#### Written exercise
Find the lines with "JSON" in them and copy them out.

#### Material for this exercise

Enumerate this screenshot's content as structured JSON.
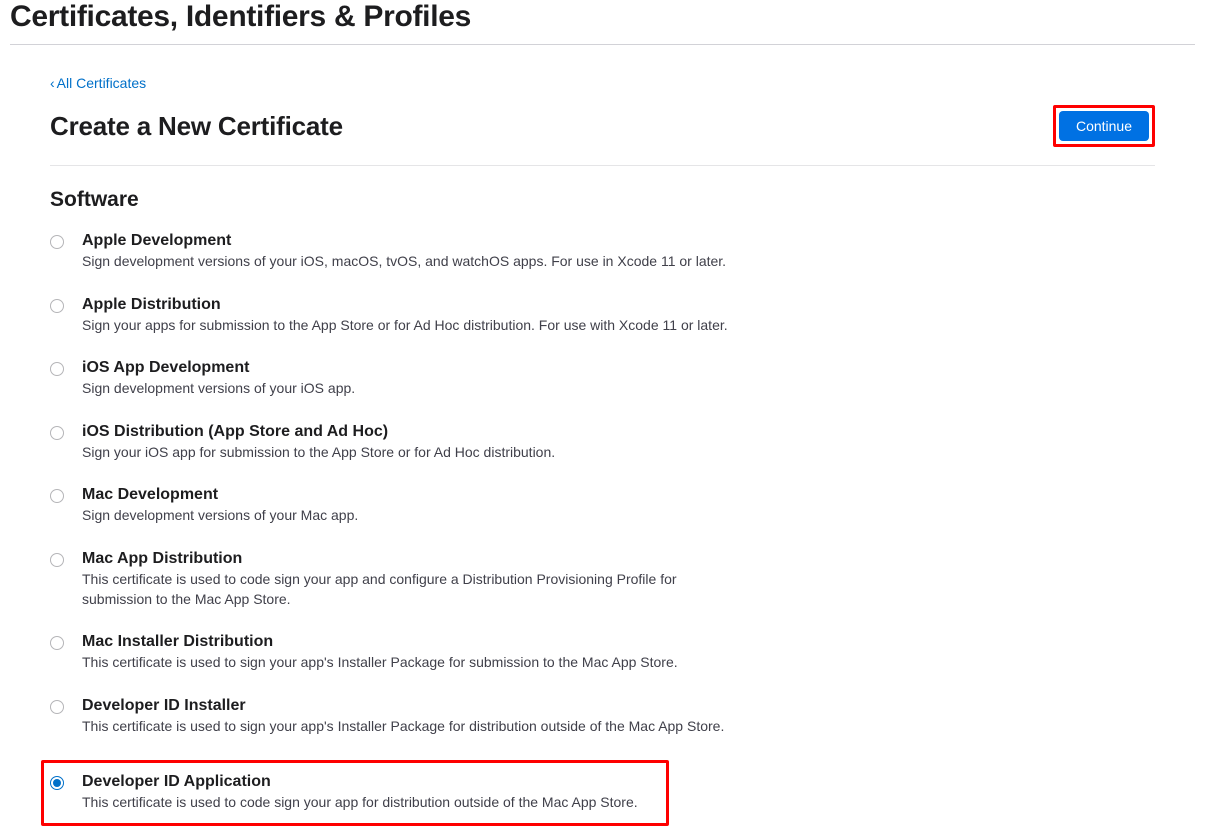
{
  "header": {
    "page_title": "Certificates, Identifiers & Profiles"
  },
  "back_link": {
    "label": "All Certificates"
  },
  "title_row": {
    "heading": "Create a New Certificate",
    "continue_label": "Continue"
  },
  "section": {
    "title": "Software"
  },
  "options": [
    {
      "title": "Apple Development",
      "desc": "Sign development versions of your iOS, macOS, tvOS, and watchOS apps. For use in Xcode 11 or later.",
      "selected": false,
      "highlighted": false
    },
    {
      "title": "Apple Distribution",
      "desc": "Sign your apps for submission to the App Store or for Ad Hoc distribution. For use with Xcode 11 or later.",
      "selected": false,
      "highlighted": false
    },
    {
      "title": "iOS App Development",
      "desc": "Sign development versions of your iOS app.",
      "selected": false,
      "highlighted": false
    },
    {
      "title": "iOS Distribution (App Store and Ad Hoc)",
      "desc": "Sign your iOS app for submission to the App Store or for Ad Hoc distribution.",
      "selected": false,
      "highlighted": false
    },
    {
      "title": "Mac Development",
      "desc": "Sign development versions of your Mac app.",
      "selected": false,
      "highlighted": false
    },
    {
      "title": "Mac App Distribution",
      "desc": "This certificate is used to code sign your app and configure a Distribution Provisioning Profile for submission to the Mac App Store.",
      "selected": false,
      "highlighted": false
    },
    {
      "title": "Mac Installer Distribution",
      "desc": "This certificate is used to sign your app's Installer Package for submission to the Mac App Store.",
      "selected": false,
      "highlighted": false
    },
    {
      "title": "Developer ID Installer",
      "desc": "This certificate is used to sign your app's Installer Package for distribution outside of the Mac App Store.",
      "selected": false,
      "highlighted": false
    },
    {
      "title": "Developer ID Application",
      "desc": "This certificate is used to code sign your app for distribution outside of the Mac App Store.",
      "selected": true,
      "highlighted": true
    }
  ]
}
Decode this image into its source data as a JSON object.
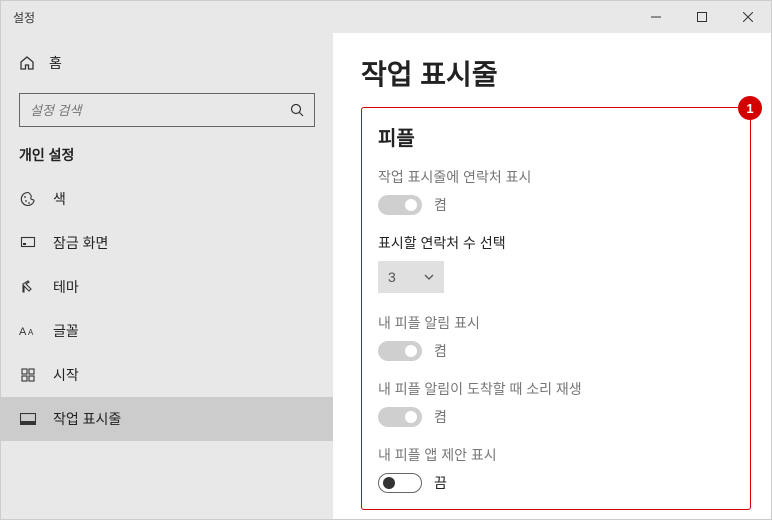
{
  "window": {
    "title": "설정"
  },
  "sidebar": {
    "home": "홈",
    "searchPlaceholder": "설정 검색",
    "sectionTitle": "개인 설정",
    "items": [
      {
        "label": "색"
      },
      {
        "label": "잠금 화면"
      },
      {
        "label": "테마"
      },
      {
        "label": "글꼴"
      },
      {
        "label": "시작"
      },
      {
        "label": "작업 표시줄"
      }
    ]
  },
  "main": {
    "title": "작업 표시줄",
    "badge": "1",
    "people": {
      "heading": "피플",
      "showContactsLabel": "작업 표시줄에 연락처 표시",
      "showContactsState": "켬",
      "contactCountLabel": "표시할 연락처 수 선택",
      "contactCountValue": "3",
      "notifLabel": "내 피플 알림 표시",
      "notifState": "켬",
      "soundLabel": "내 피플 알림이 도착할 때 소리 재생",
      "soundState": "켬",
      "suggestLabel": "내 피플 앱 제안 표시",
      "suggestState": "끔"
    }
  }
}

#### The reply
Enumerate this screenshot's content as structured JSON.
Decode this image into its source data as a JSON object.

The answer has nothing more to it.